PROBLEM DETAILS:
Whenever a line below holds the word "works", copy that line.

Records excerpted from a collection:
- - - - -
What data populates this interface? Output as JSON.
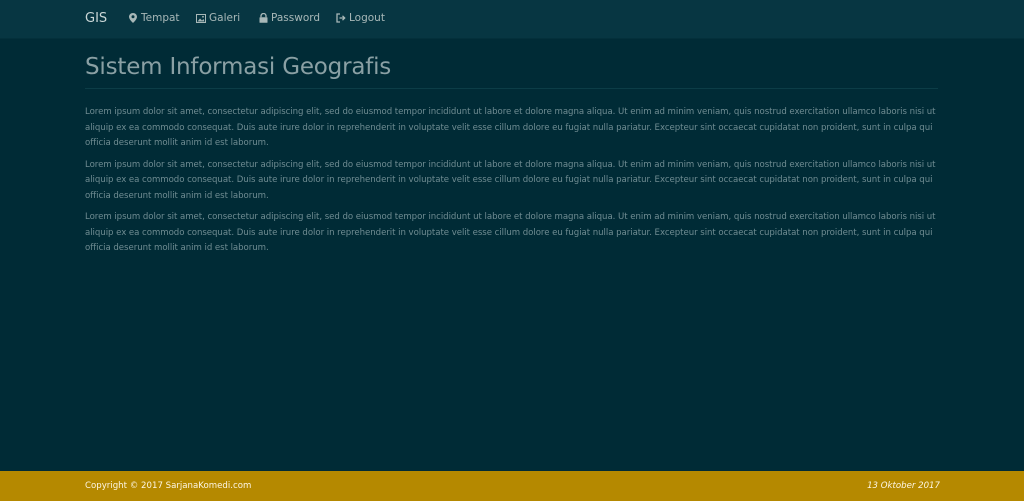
{
  "navbar": {
    "brand": "GIS",
    "items": [
      {
        "label": "Tempat",
        "icon": "map-marker-icon"
      },
      {
        "label": "Galeri",
        "icon": "picture-icon"
      },
      {
        "label": "Password",
        "icon": "lock-icon"
      },
      {
        "label": "Logout",
        "icon": "logout-icon"
      }
    ]
  },
  "main": {
    "title": "Sistem Informasi Geografis",
    "paragraphs": [
      "Lorem ipsum dolor sit amet, consectetur adipiscing elit, sed do eiusmod tempor incididunt ut labore et dolore magna aliqua. Ut enim ad minim veniam, quis nostrud exercitation ullamco laboris nisi ut aliquip ex ea commodo consequat. Duis aute irure dolor in reprehenderit in voluptate velit esse cillum dolore eu fugiat nulla pariatur. Excepteur sint occaecat cupidatat non proident, sunt in culpa qui officia deserunt mollit anim id est laborum.",
      "Lorem ipsum dolor sit amet, consectetur adipiscing elit, sed do eiusmod tempor incididunt ut labore et dolore magna aliqua. Ut enim ad minim veniam, quis nostrud exercitation ullamco laboris nisi ut aliquip ex ea commodo consequat. Duis aute irure dolor in reprehenderit in voluptate velit esse cillum dolore eu fugiat nulla pariatur. Excepteur sint occaecat cupidatat non proident, sunt in culpa qui officia deserunt mollit anim id est laborum.",
      "Lorem ipsum dolor sit amet, consectetur adipiscing elit, sed do eiusmod tempor incididunt ut labore et dolore magna aliqua. Ut enim ad minim veniam, quis nostrud exercitation ullamco laboris nisi ut aliquip ex ea commodo consequat. Duis aute irure dolor in reprehenderit in voluptate velit esse cillum dolore eu fugiat nulla pariatur. Excepteur sint occaecat cupidatat non proident, sunt in culpa qui officia deserunt mollit anim id est laborum."
    ]
  },
  "footer": {
    "copyright": "Copyright © 2017 SarjanaKomedi.com",
    "date": "13 Oktober 2017"
  },
  "colors": {
    "background": "#002b36",
    "navbar": "#073642",
    "footer": "#b58900"
  }
}
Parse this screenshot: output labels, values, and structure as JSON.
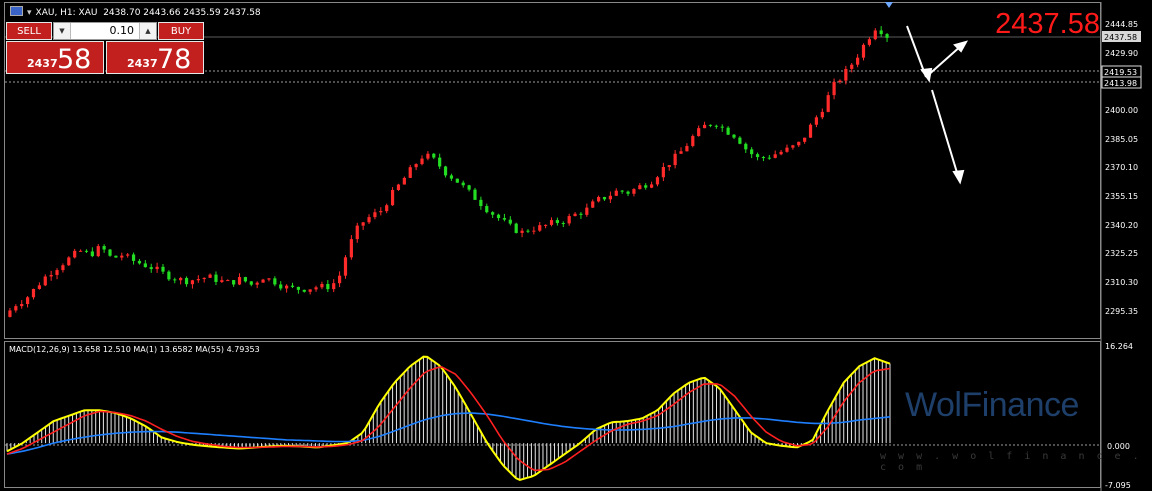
{
  "header": {
    "symbol_text": "XAU, H1:  XAU",
    "ohlc": "2438.70 2443.66 2435.59 2437.58"
  },
  "trade_panel": {
    "sell_label": "SELL",
    "buy_label": "BUY",
    "volume": "0.10",
    "sell_small": "2437",
    "sell_big": "58",
    "buy_small": "2437",
    "buy_big": "78"
  },
  "price_big": "2437.58",
  "price_axis": {
    "ticks": [
      "2444.85",
      "2429.90",
      "2400.00",
      "2385.05",
      "2370.10",
      "2355.15",
      "2340.20",
      "2325.25",
      "2310.30",
      "2295.35"
    ],
    "current": "2437.58",
    "level_1": "2419.53",
    "level_2": "2413.98"
  },
  "macd": {
    "label": "MACD(12,26,9) 13.658 12.510 MA(1) 13.6582 MA(55) 4.79353",
    "ticks": [
      "16.264",
      "0.000",
      "-7.095"
    ]
  },
  "watermark": {
    "brand": "WolFinance",
    "url": "w w w . w o l f i n a n c e . c o m"
  },
  "colors": {
    "bull": "#ff2a2a",
    "bear": "#22dd22",
    "signal": "#ff2020",
    "histogram_outline": "#ffff00",
    "ma55": "#1e7fff",
    "accent_red": "#c21f1f"
  },
  "chart_data": {
    "type": "candlestick",
    "timeframe": "H1",
    "y_range": [
      2288,
      2452
    ],
    "close_path": [
      2297,
      2303,
      2306,
      2312,
      2318,
      2322,
      2326,
      2330,
      2328,
      2332,
      2326,
      2328,
      2325,
      2323,
      2321,
      2318,
      2316,
      2315,
      2316,
      2317,
      2315,
      2314,
      2316,
      2313,
      2317,
      2315,
      2312,
      2311,
      2311,
      2312,
      2312,
      2315,
      2332,
      2343,
      2347,
      2350,
      2358,
      2365,
      2372,
      2378,
      2375,
      2369,
      2365,
      2360,
      2355,
      2350,
      2346,
      2342,
      2339,
      2341,
      2342,
      2344,
      2345,
      2348,
      2350,
      2355,
      2357,
      2360,
      2359,
      2362,
      2364,
      2370,
      2375,
      2380,
      2387,
      2392,
      2394,
      2390,
      2387,
      2380,
      2376,
      2377,
      2379,
      2381,
      2384,
      2393,
      2401,
      2412,
      2418,
      2425,
      2434,
      2442,
      2437
    ],
    "macd": {
      "y_range": [
        -7.095,
        16.264
      ],
      "histogram": [
        -1.5,
        0,
        2,
        4,
        5,
        6,
        6,
        5.5,
        4.5,
        3,
        1,
        0.2,
        -0.3,
        -0.6,
        -0.8,
        -1,
        -0.8,
        -0.6,
        -0.5,
        -0.6,
        -0.8,
        -0.4,
        0,
        2,
        7,
        11,
        14,
        16,
        14,
        10,
        5,
        0,
        -4,
        -6.8,
        -6,
        -4,
        -2,
        0,
        2.5,
        3.8,
        4,
        4.5,
        6,
        9,
        11,
        12,
        10,
        6,
        2,
        0,
        -0.5,
        -0.8,
        0.5,
        6,
        11,
        14,
        15.5,
        14.5
      ],
      "signal": [
        -2,
        -1,
        0.5,
        2,
        3.5,
        5,
        5.8,
        5.6,
        5,
        4,
        2.5,
        1.2,
        0.3,
        -0.2,
        -0.6,
        -0.8,
        -0.8,
        -0.7,
        -0.6,
        -0.6,
        -0.7,
        -0.6,
        -0.3,
        0.5,
        3,
        6.5,
        10,
        13,
        14,
        12.5,
        9,
        5,
        0.5,
        -3,
        -5,
        -4.8,
        -3.5,
        -1.5,
        0.5,
        2.2,
        3.4,
        4,
        5,
        7,
        9.2,
        10.8,
        10.8,
        8.5,
        5,
        2,
        0.3,
        -0.5,
        -0.2,
        3,
        7.5,
        11,
        13.2,
        13.6
      ],
      "ma55": [
        -2,
        -1.5,
        -0.8,
        0,
        0.6,
        1.1,
        1.5,
        1.8,
        2,
        2.1,
        2.1,
        2,
        1.8,
        1.6,
        1.4,
        1.2,
        1,
        0.8,
        0.6,
        0.5,
        0.4,
        0.3,
        0.3,
        0.5,
        1.2,
        2.2,
        3.3,
        4.3,
        5,
        5.4,
        5.5,
        5.3,
        4.9,
        4.4,
        3.9,
        3.4,
        3,
        2.7,
        2.5,
        2.4,
        2.4,
        2.5,
        2.7,
        3,
        3.5,
        4,
        4.4,
        4.6,
        4.6,
        4.4,
        4.1,
        3.8,
        3.6,
        3.6,
        3.8,
        4.2,
        4.5,
        4.8
      ]
    }
  }
}
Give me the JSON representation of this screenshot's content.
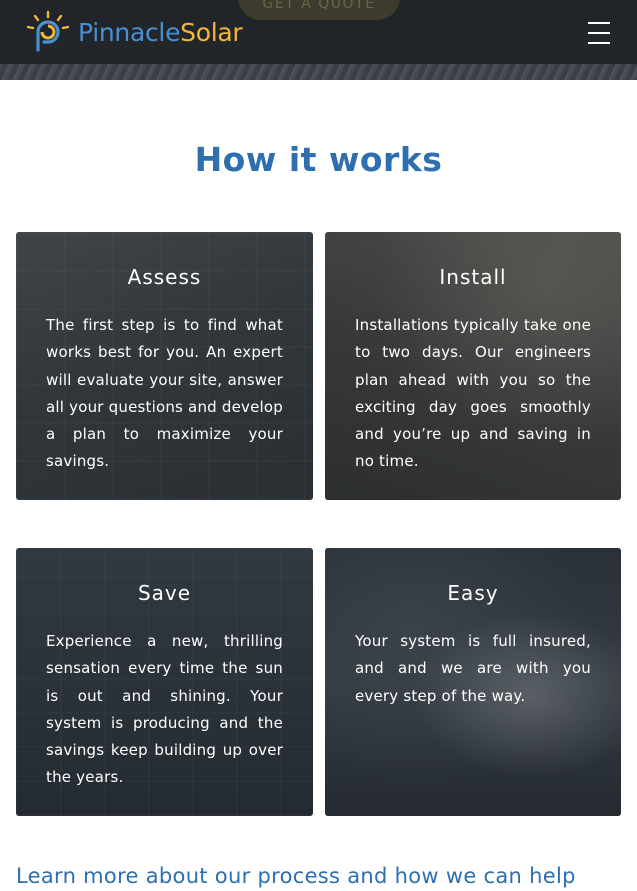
{
  "header": {
    "brand_part_1": "Pinnacle",
    "brand_part_2": "Solar",
    "quote_button_label": "GET A QUOTE",
    "menu_icon": "hamburger-menu-icon",
    "logo_icon": "sun-logo-icon"
  },
  "section": {
    "title": "How it works",
    "cards": [
      {
        "title": "Assess",
        "text": "The first step is to find what works best for you. An expert will evaluate your site, answer all your questions and develop a plan to maximize your savings."
      },
      {
        "title": "Install",
        "text": "Installations typically take one to two days. Our engineers plan ahead with you so the exciting day goes smoothly and you’re up and saving in no time."
      },
      {
        "title": "Save",
        "text": "Experience a new, thrilling sensation every time the sun is out and shining. Your system is producing and the savings keep building up over the years."
      },
      {
        "title": "Easy",
        "text": "Your system is full insured, and and we are with you every step of the way."
      }
    ],
    "learn_more": "Learn more about our process and how we can help"
  },
  "colors": {
    "brand_blue": "#4a90d0",
    "brand_yellow": "#f1b63c",
    "heading_blue": "#2f6fae",
    "header_dark": "#212428"
  }
}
- - - - -
TASK SOLUTION:
    "title": "How it works",
        "text": "The first step is to find what works best for you. An expert will evaluate your site, answer all your questions and develop a plan to maximize your savings."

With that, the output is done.